WHAT YOU HAVE TO DO:
Write out all of the data exactly as it appears.

SOURCE MATERIAL:
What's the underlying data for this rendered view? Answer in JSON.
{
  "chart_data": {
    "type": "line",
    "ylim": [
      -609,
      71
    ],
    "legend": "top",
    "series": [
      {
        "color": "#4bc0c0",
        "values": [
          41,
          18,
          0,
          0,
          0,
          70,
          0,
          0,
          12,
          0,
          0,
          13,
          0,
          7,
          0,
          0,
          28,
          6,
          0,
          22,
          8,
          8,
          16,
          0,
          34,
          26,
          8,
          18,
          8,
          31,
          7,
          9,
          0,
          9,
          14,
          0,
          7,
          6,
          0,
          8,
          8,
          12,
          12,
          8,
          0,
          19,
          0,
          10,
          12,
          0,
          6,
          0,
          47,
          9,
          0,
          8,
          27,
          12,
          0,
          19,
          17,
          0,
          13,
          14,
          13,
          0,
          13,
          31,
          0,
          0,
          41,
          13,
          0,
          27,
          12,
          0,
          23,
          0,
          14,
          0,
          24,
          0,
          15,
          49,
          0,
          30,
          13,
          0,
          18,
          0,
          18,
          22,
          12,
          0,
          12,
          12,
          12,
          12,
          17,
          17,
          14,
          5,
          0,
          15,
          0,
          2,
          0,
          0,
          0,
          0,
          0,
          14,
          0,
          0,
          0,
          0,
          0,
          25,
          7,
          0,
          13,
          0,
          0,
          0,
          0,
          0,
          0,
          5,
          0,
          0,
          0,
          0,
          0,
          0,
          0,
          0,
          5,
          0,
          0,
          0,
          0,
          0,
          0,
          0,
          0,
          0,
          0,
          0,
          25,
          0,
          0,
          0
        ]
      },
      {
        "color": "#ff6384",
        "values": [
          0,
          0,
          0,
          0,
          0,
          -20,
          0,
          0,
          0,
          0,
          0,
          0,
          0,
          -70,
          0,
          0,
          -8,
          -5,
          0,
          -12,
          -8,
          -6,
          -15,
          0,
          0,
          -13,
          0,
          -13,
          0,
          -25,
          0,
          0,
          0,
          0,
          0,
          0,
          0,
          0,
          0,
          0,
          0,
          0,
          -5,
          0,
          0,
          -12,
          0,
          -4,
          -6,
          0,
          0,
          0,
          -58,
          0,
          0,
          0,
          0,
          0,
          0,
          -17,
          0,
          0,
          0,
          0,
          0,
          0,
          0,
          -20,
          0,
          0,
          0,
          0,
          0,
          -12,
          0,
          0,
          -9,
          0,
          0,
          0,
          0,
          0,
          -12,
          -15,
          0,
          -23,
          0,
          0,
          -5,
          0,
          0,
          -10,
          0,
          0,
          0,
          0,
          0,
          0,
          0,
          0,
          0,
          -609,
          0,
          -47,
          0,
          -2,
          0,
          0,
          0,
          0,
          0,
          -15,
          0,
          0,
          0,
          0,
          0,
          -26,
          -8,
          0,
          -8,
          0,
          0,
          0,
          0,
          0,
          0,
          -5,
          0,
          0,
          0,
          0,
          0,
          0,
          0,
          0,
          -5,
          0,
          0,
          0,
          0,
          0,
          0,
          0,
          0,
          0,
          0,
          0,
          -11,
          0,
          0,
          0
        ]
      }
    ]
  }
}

WRITTEN RESPONSE:
What's the underlying data for this rendered view? Answer in JSON.
{
  "chart_data": {
    "type": "line",
    "ylim": [
      -609,
      71
    ],
    "legend": "top",
    "series": [
      {
        "color": "#4bc0c0",
        "values": [
          41,
          18,
          0,
          0,
          0,
          70,
          0,
          0,
          12,
          0,
          0,
          13,
          0,
          7,
          0,
          0,
          28,
          6,
          0,
          22,
          8,
          8,
          16,
          0,
          34,
          26,
          8,
          18,
          8,
          31,
          7,
          9,
          0,
          9,
          14,
          0,
          7,
          6,
          0,
          8,
          8,
          12,
          12,
          8,
          0,
          19,
          0,
          10,
          12,
          0,
          6,
          0,
          47,
          9,
          0,
          8,
          27,
          12,
          0,
          19,
          17,
          0,
          13,
          14,
          13,
          0,
          13,
          31,
          0,
          0,
          41,
          13,
          0,
          27,
          12,
          0,
          23,
          0,
          14,
          0,
          24,
          0,
          15,
          49,
          0,
          30,
          13,
          0,
          18,
          0,
          18,
          22,
          12,
          0,
          12,
          12,
          12,
          12,
          17,
          17,
          14,
          5,
          0,
          15,
          0,
          2,
          0,
          0,
          0,
          0,
          0,
          14,
          0,
          0,
          0,
          0,
          0,
          25,
          7,
          0,
          13,
          0,
          0,
          0,
          0,
          0,
          0,
          5,
          0,
          0,
          0,
          0,
          0,
          0,
          0,
          0,
          5,
          0,
          0,
          0,
          0,
          0,
          0,
          0,
          0,
          0,
          0,
          0,
          25,
          0,
          0,
          0
        ]
      },
      {
        "color": "#ff6384",
        "values": [
          0,
          0,
          0,
          0,
          0,
          -20,
          0,
          0,
          0,
          0,
          0,
          0,
          0,
          -70,
          0,
          0,
          -8,
          -5,
          0,
          -12,
          -8,
          -6,
          -15,
          0,
          0,
          -13,
          0,
          -13,
          0,
          -25,
          0,
          0,
          0,
          0,
          0,
          0,
          0,
          0,
          0,
          0,
          0,
          0,
          -5,
          0,
          0,
          -12,
          0,
          -4,
          -6,
          0,
          0,
          0,
          -58,
          0,
          0,
          0,
          0,
          0,
          0,
          -17,
          0,
          0,
          0,
          0,
          0,
          0,
          0,
          -20,
          0,
          0,
          0,
          0,
          0,
          -12,
          0,
          0,
          -9,
          0,
          0,
          0,
          0,
          0,
          -12,
          -15,
          0,
          -23,
          0,
          0,
          -5,
          0,
          0,
          -10,
          0,
          0,
          0,
          0,
          0,
          0,
          0,
          0,
          0,
          -609,
          0,
          -47,
          0,
          -2,
          0,
          0,
          0,
          0,
          0,
          -15,
          0,
          0,
          0,
          0,
          0,
          -26,
          -8,
          0,
          -8,
          0,
          0,
          0,
          0,
          0,
          0,
          -5,
          0,
          0,
          0,
          0,
          0,
          0,
          0,
          0,
          -5,
          0,
          0,
          0,
          0,
          0,
          0,
          0,
          0,
          0,
          0,
          0,
          -11,
          0,
          0,
          0
        ]
      }
    ]
  }
}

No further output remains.